### Your objective
Copy out exactly the lines running from the one with "Convert this chart" through the final line, both ends included, and nothing else. Pictures stay out of the copy.

******

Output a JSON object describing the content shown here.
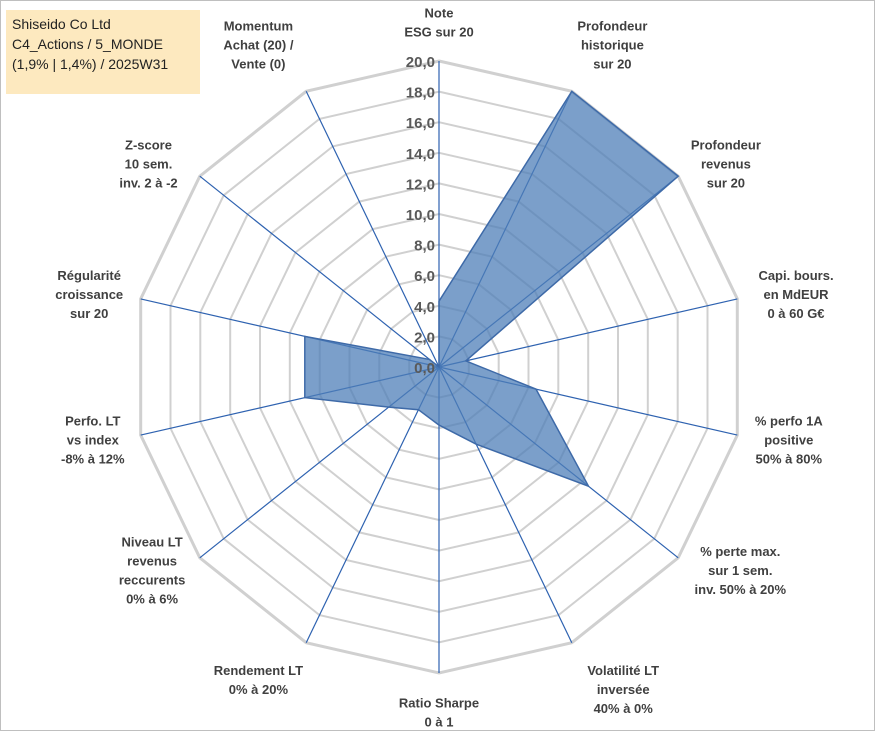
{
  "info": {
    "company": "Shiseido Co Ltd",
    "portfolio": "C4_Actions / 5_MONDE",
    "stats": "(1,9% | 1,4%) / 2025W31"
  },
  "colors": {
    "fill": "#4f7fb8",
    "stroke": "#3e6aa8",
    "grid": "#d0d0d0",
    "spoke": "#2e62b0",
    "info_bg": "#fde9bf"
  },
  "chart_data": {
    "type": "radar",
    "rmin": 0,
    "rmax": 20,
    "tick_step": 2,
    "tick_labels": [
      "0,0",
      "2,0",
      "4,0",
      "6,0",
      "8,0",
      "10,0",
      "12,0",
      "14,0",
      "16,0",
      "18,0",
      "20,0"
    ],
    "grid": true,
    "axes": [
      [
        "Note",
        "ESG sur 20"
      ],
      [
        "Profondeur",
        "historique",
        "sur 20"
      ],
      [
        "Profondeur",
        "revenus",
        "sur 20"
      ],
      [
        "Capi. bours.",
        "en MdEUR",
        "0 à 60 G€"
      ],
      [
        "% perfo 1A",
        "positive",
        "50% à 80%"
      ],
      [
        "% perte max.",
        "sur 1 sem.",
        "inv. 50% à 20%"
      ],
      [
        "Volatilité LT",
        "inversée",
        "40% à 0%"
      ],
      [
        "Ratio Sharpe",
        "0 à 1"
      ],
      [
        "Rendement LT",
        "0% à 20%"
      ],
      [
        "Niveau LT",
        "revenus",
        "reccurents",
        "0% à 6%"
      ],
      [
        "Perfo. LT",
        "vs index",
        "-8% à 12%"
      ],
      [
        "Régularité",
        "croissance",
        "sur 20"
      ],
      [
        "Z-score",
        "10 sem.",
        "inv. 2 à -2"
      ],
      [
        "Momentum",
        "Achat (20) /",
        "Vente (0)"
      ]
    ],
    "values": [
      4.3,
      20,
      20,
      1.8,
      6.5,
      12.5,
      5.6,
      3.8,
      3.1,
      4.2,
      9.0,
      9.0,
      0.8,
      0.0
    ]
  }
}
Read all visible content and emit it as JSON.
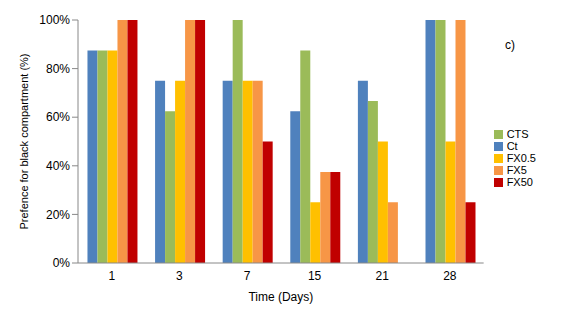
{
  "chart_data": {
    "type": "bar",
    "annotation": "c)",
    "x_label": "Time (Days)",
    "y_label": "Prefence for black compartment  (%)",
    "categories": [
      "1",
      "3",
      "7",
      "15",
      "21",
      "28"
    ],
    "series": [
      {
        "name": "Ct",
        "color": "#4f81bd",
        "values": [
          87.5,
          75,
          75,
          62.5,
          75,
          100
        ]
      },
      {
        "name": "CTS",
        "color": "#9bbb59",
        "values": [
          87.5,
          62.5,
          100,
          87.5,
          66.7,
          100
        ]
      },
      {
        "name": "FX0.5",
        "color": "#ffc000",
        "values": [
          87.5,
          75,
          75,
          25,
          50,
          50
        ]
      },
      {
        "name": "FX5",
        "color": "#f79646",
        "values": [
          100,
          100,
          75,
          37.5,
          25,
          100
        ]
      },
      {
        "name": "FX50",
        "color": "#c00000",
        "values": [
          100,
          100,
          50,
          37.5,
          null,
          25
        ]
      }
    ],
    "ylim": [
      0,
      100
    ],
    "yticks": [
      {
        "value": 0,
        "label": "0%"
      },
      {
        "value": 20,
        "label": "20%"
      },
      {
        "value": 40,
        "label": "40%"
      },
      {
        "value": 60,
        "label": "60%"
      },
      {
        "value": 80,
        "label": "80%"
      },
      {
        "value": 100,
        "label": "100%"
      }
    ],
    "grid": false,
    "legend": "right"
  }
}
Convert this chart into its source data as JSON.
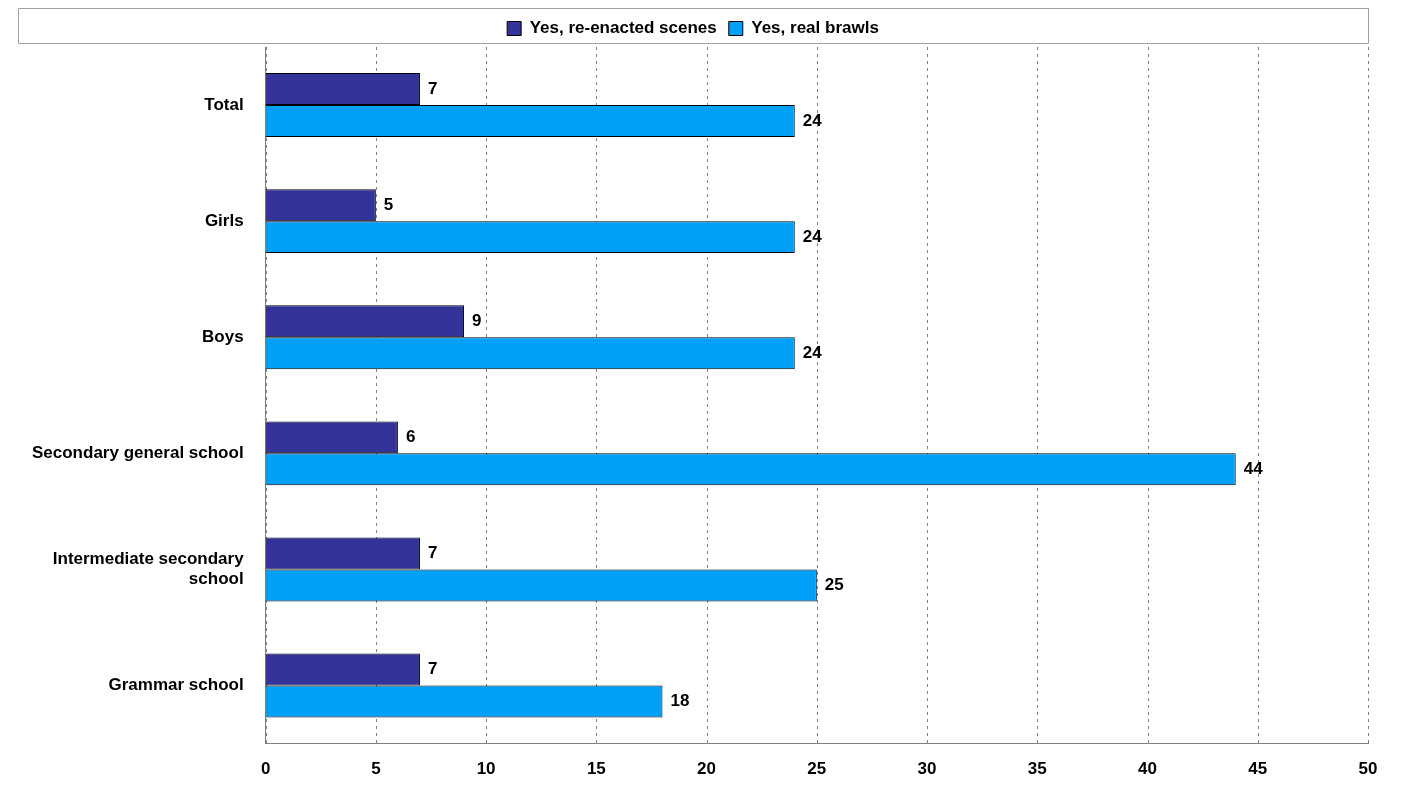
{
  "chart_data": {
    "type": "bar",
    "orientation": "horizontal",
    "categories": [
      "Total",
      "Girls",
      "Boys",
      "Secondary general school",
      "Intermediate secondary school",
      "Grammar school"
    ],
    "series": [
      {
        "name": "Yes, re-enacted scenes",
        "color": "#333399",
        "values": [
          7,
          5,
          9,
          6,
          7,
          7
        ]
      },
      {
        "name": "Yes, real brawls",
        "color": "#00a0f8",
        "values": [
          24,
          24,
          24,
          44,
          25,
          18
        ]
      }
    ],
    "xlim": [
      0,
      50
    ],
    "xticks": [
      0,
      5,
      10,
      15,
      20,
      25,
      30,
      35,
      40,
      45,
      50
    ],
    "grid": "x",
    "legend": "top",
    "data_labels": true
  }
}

******

### Response
Convert this chart into its source data as JSON.
{
  "chart_data": {
    "type": "bar",
    "orientation": "horizontal",
    "categories": [
      "Total",
      "Girls",
      "Boys",
      "Secondary general school",
      "Intermediate secondary school",
      "Grammar school"
    ],
    "series": [
      {
        "name": "Yes, re-enacted scenes",
        "color": "#333399",
        "values": [
          7,
          5,
          9,
          6,
          7,
          7
        ]
      },
      {
        "name": "Yes, real brawls",
        "color": "#00a0f8",
        "values": [
          24,
          24,
          24,
          44,
          25,
          18
        ]
      }
    ],
    "xlim": [
      0,
      50
    ],
    "xticks": [
      0,
      5,
      10,
      15,
      20,
      25,
      30,
      35,
      40,
      45,
      50
    ],
    "grid": "x",
    "legend": "top",
    "data_labels": true
  }
}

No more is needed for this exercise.